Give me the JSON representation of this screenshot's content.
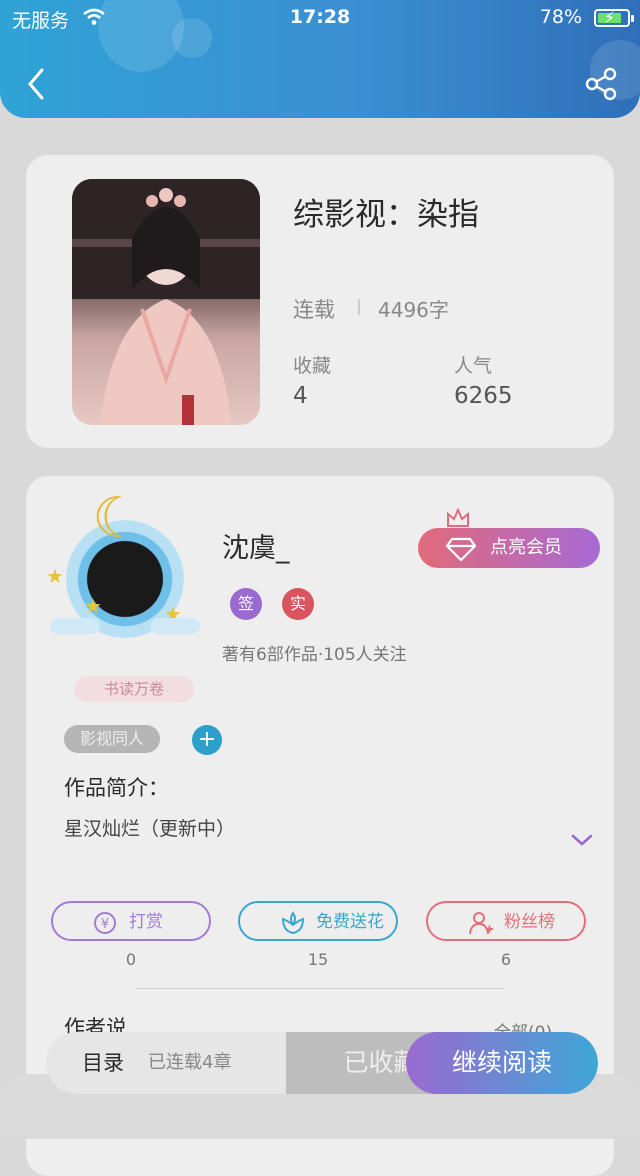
{
  "status_bar": {
    "carrier": "无服务",
    "time": "17:28",
    "battery": "78%",
    "battery_level": 0.78
  },
  "book": {
    "title": "综影视：染指",
    "status": "连载",
    "word_count": "4496字",
    "favorites_label": "收藏",
    "favorites_value": "4",
    "popularity_label": "人气",
    "popularity_value": "6265"
  },
  "author": {
    "name": "沈虞_",
    "vip_button": "点亮会员",
    "badge_sign": "签",
    "badge_real": "实",
    "works_info": "著有6部作品·105人关注",
    "reader_badge": "书读万卷"
  },
  "genre_tag": "影视同人",
  "intro": {
    "title": "作品简介：",
    "text": "星汉灿烂（更新中）"
  },
  "actions": [
    {
      "label": "打赏",
      "count": "0",
      "color": "#a27bd6"
    },
    {
      "label": "免费送花",
      "count": "15",
      "color": "#3ba7cc"
    },
    {
      "label": "粉丝榜",
      "count": "6",
      "color": "#e2707b"
    }
  ],
  "author_says": {
    "title": "作者说",
    "all_link": "全部(0)"
  },
  "bottom_bar": {
    "toc_label": "目录",
    "toc_count": "已连载4章",
    "collected": "已收藏",
    "continue": "继续阅读"
  }
}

^^^^

**Set problem**
The records above are to be reproduced exactly; the pictures are to be left out.

**Solution for this problem**
Give me the JSON representation of this screenshot's content.
{
  "status_bar": {
    "carrier": "无服务",
    "time": "17:28",
    "battery": "78%",
    "battery_level": 0.78
  },
  "book": {
    "title": "综影视：染指",
    "status": "连载",
    "word_count": "4496字",
    "favorites_label": "收藏",
    "favorites_value": "4",
    "popularity_label": "人气",
    "popularity_value": "6265"
  },
  "author": {
    "name": "沈虞_",
    "vip_button": "点亮会员",
    "badge_sign": "签",
    "badge_real": "实",
    "works_info": "著有6部作品·105人关注",
    "reader_badge": "书读万卷"
  },
  "genre_tag": "影视同人",
  "intro": {
    "title": "作品简介：",
    "text": "星汉灿烂（更新中）"
  },
  "actions": [
    {
      "label": "打赏",
      "count": "0",
      "color": "#a27bd6"
    },
    {
      "label": "免费送花",
      "count": "15",
      "color": "#3ba7cc"
    },
    {
      "label": "粉丝榜",
      "count": "6",
      "color": "#e2707b"
    }
  ],
  "author_says": {
    "title": "作者说",
    "all_link": "全部(0)"
  },
  "bottom_bar": {
    "toc_label": "目录",
    "toc_count": "已连载4章",
    "collected": "已收藏",
    "continue": "继续阅读"
  }
}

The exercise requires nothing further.